● **What the task asks**
Write out the data below in full. Keep it exact.

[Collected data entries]
+-------+
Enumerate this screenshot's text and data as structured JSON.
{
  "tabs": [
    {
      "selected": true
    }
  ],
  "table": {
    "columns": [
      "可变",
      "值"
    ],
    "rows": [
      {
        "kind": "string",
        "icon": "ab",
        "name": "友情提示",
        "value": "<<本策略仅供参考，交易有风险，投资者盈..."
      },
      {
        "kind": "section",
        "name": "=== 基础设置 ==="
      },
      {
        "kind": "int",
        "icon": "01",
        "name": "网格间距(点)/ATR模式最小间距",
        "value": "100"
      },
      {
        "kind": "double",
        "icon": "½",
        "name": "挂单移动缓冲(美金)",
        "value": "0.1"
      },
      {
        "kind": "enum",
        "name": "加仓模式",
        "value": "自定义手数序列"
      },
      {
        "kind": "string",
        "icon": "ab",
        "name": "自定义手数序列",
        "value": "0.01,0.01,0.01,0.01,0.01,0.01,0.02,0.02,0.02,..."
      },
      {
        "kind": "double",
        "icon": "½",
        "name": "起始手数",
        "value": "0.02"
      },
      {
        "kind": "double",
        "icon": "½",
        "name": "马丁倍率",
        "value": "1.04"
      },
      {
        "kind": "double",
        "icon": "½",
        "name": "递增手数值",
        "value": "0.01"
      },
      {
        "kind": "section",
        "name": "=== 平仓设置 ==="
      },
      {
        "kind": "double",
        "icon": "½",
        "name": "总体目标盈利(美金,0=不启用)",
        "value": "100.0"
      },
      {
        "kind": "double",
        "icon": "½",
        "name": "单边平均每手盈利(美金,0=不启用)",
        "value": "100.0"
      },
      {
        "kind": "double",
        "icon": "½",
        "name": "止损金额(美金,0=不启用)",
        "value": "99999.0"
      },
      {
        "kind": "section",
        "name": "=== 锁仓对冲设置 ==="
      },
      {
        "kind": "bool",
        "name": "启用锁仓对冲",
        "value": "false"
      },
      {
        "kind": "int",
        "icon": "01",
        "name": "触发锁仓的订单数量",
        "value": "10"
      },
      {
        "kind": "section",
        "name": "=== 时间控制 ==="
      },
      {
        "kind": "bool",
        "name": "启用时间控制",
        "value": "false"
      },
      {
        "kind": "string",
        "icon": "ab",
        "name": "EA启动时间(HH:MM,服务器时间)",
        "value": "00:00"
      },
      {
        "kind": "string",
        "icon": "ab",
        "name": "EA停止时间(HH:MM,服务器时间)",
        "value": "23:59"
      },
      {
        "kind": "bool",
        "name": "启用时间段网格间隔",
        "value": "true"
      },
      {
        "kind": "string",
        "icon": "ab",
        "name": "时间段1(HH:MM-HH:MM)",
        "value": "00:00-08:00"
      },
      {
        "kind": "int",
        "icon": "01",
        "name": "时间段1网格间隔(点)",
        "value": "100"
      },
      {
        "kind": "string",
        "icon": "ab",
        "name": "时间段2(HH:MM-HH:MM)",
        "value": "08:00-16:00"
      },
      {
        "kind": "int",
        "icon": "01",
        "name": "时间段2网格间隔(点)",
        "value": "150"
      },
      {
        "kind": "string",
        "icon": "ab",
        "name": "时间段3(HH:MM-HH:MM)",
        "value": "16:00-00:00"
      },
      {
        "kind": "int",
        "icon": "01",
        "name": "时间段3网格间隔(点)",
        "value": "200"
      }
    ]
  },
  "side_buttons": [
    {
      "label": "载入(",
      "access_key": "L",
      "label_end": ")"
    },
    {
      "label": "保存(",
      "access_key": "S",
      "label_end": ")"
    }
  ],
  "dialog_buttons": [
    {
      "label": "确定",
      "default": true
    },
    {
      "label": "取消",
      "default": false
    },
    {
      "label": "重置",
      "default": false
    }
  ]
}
+-------+
● **Answer to this task**
Enumerate this screenshot's text and data as structured JSON.
{
  "tabs": [
    {
      "selected": true
    }
  ],
  "table": {
    "columns": [
      "可变",
      "值"
    ],
    "rows": [
      {
        "kind": "string",
        "icon": "ab",
        "name": "友情提示",
        "value": "<<本策略仅供参考，交易有风险，投资者盈..."
      },
      {
        "kind": "section",
        "name": "=== 基础设置 ==="
      },
      {
        "kind": "int",
        "icon": "01",
        "name": "网格间距(点)/ATR模式最小间距",
        "value": "100"
      },
      {
        "kind": "double",
        "icon": "½",
        "name": "挂单移动缓冲(美金)",
        "value": "0.1"
      },
      {
        "kind": "enum",
        "name": "加仓模式",
        "value": "自定义手数序列"
      },
      {
        "kind": "string",
        "icon": "ab",
        "name": "自定义手数序列",
        "value": "0.01,0.01,0.01,0.01,0.01,0.01,0.02,0.02,0.02,..."
      },
      {
        "kind": "double",
        "icon": "½",
        "name": "起始手数",
        "value": "0.02"
      },
      {
        "kind": "double",
        "icon": "½",
        "name": "马丁倍率",
        "value": "1.04"
      },
      {
        "kind": "double",
        "icon": "½",
        "name": "递增手数值",
        "value": "0.01"
      },
      {
        "kind": "section",
        "name": "=== 平仓设置 ==="
      },
      {
        "kind": "double",
        "icon": "½",
        "name": "总体目标盈利(美金,0=不启用)",
        "value": "100.0"
      },
      {
        "kind": "double",
        "icon": "½",
        "name": "单边平均每手盈利(美金,0=不启用)",
        "value": "100.0"
      },
      {
        "kind": "double",
        "icon": "½",
        "name": "止损金额(美金,0=不启用)",
        "value": "99999.0"
      },
      {
        "kind": "section",
        "name": "=== 锁仓对冲设置 ==="
      },
      {
        "kind": "bool",
        "name": "启用锁仓对冲",
        "value": "false"
      },
      {
        "kind": "int",
        "icon": "01",
        "name": "触发锁仓的订单数量",
        "value": "10"
      },
      {
        "kind": "section",
        "name": "=== 时间控制 ==="
      },
      {
        "kind": "bool",
        "name": "启用时间控制",
        "value": "false"
      },
      {
        "kind": "string",
        "icon": "ab",
        "name": "EA启动时间(HH:MM,服务器时间)",
        "value": "00:00"
      },
      {
        "kind": "string",
        "icon": "ab",
        "name": "EA停止时间(HH:MM,服务器时间)",
        "value": "23:59"
      },
      {
        "kind": "bool",
        "name": "启用时间段网格间隔",
        "value": "true"
      },
      {
        "kind": "string",
        "icon": "ab",
        "name": "时间段1(HH:MM-HH:MM)",
        "value": "00:00-08:00"
      },
      {
        "kind": "int",
        "icon": "01",
        "name": "时间段1网格间隔(点)",
        "value": "100"
      },
      {
        "kind": "string",
        "icon": "ab",
        "name": "时间段2(HH:MM-HH:MM)",
        "value": "08:00-16:00"
      },
      {
        "kind": "int",
        "icon": "01",
        "name": "时间段2网格间隔(点)",
        "value": "150"
      },
      {
        "kind": "string",
        "icon": "ab",
        "name": "时间段3(HH:MM-HH:MM)",
        "value": "16:00-00:00"
      },
      {
        "kind": "int",
        "icon": "01",
        "name": "时间段3网格间隔(点)",
        "value": "200"
      }
    ]
  },
  "side_buttons": [
    {
      "label": "载入(",
      "access_key": "L",
      "label_end": ")"
    },
    {
      "label": "保存(",
      "access_key": "S",
      "label_end": ")"
    }
  ],
  "dialog_buttons": [
    {
      "label": "确定",
      "default": true
    },
    {
      "label": "取消",
      "default": false
    },
    {
      "label": "重置",
      "default": false
    }
  ]
}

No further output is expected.